_Problem to solve_.
Restate the full set of records exactly, without adding or dropping a word.

_Data to process_.

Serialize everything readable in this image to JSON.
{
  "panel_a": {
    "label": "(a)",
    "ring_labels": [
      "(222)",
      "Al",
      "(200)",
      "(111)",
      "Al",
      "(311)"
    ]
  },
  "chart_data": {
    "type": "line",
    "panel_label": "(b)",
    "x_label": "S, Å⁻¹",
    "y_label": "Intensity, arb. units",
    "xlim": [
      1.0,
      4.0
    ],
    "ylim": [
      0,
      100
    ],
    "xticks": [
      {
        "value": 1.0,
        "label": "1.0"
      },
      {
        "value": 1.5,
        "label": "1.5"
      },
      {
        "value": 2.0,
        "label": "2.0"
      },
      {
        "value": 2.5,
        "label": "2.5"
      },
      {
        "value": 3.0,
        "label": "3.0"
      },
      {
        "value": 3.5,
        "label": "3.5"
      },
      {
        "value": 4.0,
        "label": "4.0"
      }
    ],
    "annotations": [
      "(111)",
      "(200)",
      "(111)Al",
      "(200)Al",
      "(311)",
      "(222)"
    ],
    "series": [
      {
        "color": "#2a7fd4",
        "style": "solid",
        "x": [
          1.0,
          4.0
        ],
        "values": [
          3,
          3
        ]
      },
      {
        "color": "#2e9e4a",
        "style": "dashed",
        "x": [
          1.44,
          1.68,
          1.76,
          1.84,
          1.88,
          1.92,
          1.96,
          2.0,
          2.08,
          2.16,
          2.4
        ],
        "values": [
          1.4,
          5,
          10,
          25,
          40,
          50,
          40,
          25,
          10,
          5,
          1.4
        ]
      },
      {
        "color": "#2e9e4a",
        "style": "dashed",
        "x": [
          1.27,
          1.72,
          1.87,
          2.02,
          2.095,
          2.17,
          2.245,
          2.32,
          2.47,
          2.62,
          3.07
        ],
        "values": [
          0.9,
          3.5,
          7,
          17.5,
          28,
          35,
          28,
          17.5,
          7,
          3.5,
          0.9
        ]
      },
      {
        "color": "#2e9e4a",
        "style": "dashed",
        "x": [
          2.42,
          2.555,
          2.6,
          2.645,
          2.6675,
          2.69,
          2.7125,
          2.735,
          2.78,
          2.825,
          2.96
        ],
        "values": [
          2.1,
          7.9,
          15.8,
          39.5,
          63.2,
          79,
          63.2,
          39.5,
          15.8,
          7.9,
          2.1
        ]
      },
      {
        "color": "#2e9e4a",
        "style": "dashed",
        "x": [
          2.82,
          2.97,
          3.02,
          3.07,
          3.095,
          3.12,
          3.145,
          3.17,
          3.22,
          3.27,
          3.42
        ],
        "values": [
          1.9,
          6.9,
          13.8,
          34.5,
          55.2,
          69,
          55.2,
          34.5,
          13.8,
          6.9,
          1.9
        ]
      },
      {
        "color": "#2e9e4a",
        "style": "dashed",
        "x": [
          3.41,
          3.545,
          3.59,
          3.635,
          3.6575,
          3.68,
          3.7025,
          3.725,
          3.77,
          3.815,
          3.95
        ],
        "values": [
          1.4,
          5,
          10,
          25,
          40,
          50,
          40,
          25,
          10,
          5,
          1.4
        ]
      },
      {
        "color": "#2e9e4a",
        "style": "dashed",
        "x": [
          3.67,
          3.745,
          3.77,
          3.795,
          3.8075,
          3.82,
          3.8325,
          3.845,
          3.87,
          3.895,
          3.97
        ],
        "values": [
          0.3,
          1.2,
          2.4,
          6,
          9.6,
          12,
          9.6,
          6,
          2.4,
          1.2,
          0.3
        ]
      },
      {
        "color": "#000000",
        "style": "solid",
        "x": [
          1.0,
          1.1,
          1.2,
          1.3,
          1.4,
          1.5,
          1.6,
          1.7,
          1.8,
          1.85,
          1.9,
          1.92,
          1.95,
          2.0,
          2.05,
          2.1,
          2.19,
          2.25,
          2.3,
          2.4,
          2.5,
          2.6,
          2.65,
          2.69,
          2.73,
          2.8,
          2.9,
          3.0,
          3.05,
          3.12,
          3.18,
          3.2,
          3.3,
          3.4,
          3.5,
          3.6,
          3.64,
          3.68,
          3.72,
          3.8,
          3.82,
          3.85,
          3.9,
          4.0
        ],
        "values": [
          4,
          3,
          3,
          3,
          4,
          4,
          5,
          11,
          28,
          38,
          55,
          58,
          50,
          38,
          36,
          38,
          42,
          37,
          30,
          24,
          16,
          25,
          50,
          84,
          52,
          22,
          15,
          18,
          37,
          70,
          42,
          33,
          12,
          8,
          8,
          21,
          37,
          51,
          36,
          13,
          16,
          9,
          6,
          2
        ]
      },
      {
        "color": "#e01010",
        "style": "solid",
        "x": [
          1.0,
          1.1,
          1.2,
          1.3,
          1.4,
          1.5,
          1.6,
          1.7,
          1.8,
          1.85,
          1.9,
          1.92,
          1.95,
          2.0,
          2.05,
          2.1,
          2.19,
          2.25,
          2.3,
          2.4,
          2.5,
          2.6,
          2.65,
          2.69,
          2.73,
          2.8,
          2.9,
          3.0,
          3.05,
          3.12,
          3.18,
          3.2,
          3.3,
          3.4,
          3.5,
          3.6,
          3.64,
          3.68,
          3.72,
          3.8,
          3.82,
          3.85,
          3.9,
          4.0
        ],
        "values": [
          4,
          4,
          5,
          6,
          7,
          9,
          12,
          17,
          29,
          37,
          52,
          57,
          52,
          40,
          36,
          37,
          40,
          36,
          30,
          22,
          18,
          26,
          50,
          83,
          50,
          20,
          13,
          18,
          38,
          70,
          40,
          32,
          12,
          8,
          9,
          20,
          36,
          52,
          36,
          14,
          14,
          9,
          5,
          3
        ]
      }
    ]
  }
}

_The output_.
Serialize everything readable in this image to JSON.
{
  "panel_a": {
    "label": "(a)",
    "ring_labels": [
      "(222)",
      "Al",
      "(200)",
      "(111)",
      "Al",
      "(311)"
    ]
  },
  "chart_data": {
    "type": "line",
    "panel_label": "(b)",
    "x_label": "S, Å⁻¹",
    "y_label": "Intensity, arb. units",
    "xlim": [
      1.0,
      4.0
    ],
    "ylim": [
      0,
      100
    ],
    "xticks": [
      {
        "value": 1.0,
        "label": "1.0"
      },
      {
        "value": 1.5,
        "label": "1.5"
      },
      {
        "value": 2.0,
        "label": "2.0"
      },
      {
        "value": 2.5,
        "label": "2.5"
      },
      {
        "value": 3.0,
        "label": "3.0"
      },
      {
        "value": 3.5,
        "label": "3.5"
      },
      {
        "value": 4.0,
        "label": "4.0"
      }
    ],
    "annotations": [
      "(111)",
      "(200)",
      "(111)Al",
      "(200)Al",
      "(311)",
      "(222)"
    ],
    "series": [
      {
        "color": "#2a7fd4",
        "style": "solid",
        "x": [
          1.0,
          4.0
        ],
        "values": [
          3,
          3
        ]
      },
      {
        "color": "#2e9e4a",
        "style": "dashed",
        "x": [
          1.44,
          1.68,
          1.76,
          1.84,
          1.88,
          1.92,
          1.96,
          2.0,
          2.08,
          2.16,
          2.4
        ],
        "values": [
          1.4,
          5,
          10,
          25,
          40,
          50,
          40,
          25,
          10,
          5,
          1.4
        ]
      },
      {
        "color": "#2e9e4a",
        "style": "dashed",
        "x": [
          1.27,
          1.72,
          1.87,
          2.02,
          2.095,
          2.17,
          2.245,
          2.32,
          2.47,
          2.62,
          3.07
        ],
        "values": [
          0.9,
          3.5,
          7,
          17.5,
          28,
          35,
          28,
          17.5,
          7,
          3.5,
          0.9
        ]
      },
      {
        "color": "#2e9e4a",
        "style": "dashed",
        "x": [
          2.42,
          2.555,
          2.6,
          2.645,
          2.6675,
          2.69,
          2.7125,
          2.735,
          2.78,
          2.825,
          2.96
        ],
        "values": [
          2.1,
          7.9,
          15.8,
          39.5,
          63.2,
          79,
          63.2,
          39.5,
          15.8,
          7.9,
          2.1
        ]
      },
      {
        "color": "#2e9e4a",
        "style": "dashed",
        "x": [
          2.82,
          2.97,
          3.02,
          3.07,
          3.095,
          3.12,
          3.145,
          3.17,
          3.22,
          3.27,
          3.42
        ],
        "values": [
          1.9,
          6.9,
          13.8,
          34.5,
          55.2,
          69,
          55.2,
          34.5,
          13.8,
          6.9,
          1.9
        ]
      },
      {
        "color": "#2e9e4a",
        "style": "dashed",
        "x": [
          3.41,
          3.545,
          3.59,
          3.635,
          3.6575,
          3.68,
          3.7025,
          3.725,
          3.77,
          3.815,
          3.95
        ],
        "values": [
          1.4,
          5,
          10,
          25,
          40,
          50,
          40,
          25,
          10,
          5,
          1.4
        ]
      },
      {
        "color": "#2e9e4a",
        "style": "dashed",
        "x": [
          3.67,
          3.745,
          3.77,
          3.795,
          3.8075,
          3.82,
          3.8325,
          3.845,
          3.87,
          3.895,
          3.97
        ],
        "values": [
          0.3,
          1.2,
          2.4,
          6,
          9.6,
          12,
          9.6,
          6,
          2.4,
          1.2,
          0.3
        ]
      },
      {
        "color": "#000000",
        "style": "solid",
        "x": [
          1.0,
          1.1,
          1.2,
          1.3,
          1.4,
          1.5,
          1.6,
          1.7,
          1.8,
          1.85,
          1.9,
          1.92,
          1.95,
          2.0,
          2.05,
          2.1,
          2.19,
          2.25,
          2.3,
          2.4,
          2.5,
          2.6,
          2.65,
          2.69,
          2.73,
          2.8,
          2.9,
          3.0,
          3.05,
          3.12,
          3.18,
          3.2,
          3.3,
          3.4,
          3.5,
          3.6,
          3.64,
          3.68,
          3.72,
          3.8,
          3.82,
          3.85,
          3.9,
          4.0
        ],
        "values": [
          4,
          3,
          3,
          3,
          4,
          4,
          5,
          11,
          28,
          38,
          55,
          58,
          50,
          38,
          36,
          38,
          42,
          37,
          30,
          24,
          16,
          25,
          50,
          84,
          52,
          22,
          15,
          18,
          37,
          70,
          42,
          33,
          12,
          8,
          8,
          21,
          37,
          51,
          36,
          13,
          16,
          9,
          6,
          2
        ]
      },
      {
        "color": "#e01010",
        "style": "solid",
        "x": [
          1.0,
          1.1,
          1.2,
          1.3,
          1.4,
          1.5,
          1.6,
          1.7,
          1.8,
          1.85,
          1.9,
          1.92,
          1.95,
          2.0,
          2.05,
          2.1,
          2.19,
          2.25,
          2.3,
          2.4,
          2.5,
          2.6,
          2.65,
          2.69,
          2.73,
          2.8,
          2.9,
          3.0,
          3.05,
          3.12,
          3.18,
          3.2,
          3.3,
          3.4,
          3.5,
          3.6,
          3.64,
          3.68,
          3.72,
          3.8,
          3.82,
          3.85,
          3.9,
          4.0
        ],
        "values": [
          4,
          4,
          5,
          6,
          7,
          9,
          12,
          17,
          29,
          37,
          52,
          57,
          52,
          40,
          36,
          37,
          40,
          36,
          30,
          22,
          18,
          26,
          50,
          83,
          50,
          20,
          13,
          18,
          38,
          70,
          40,
          32,
          12,
          8,
          9,
          20,
          36,
          52,
          36,
          14,
          14,
          9,
          5,
          3
        ]
      }
    ]
  }
}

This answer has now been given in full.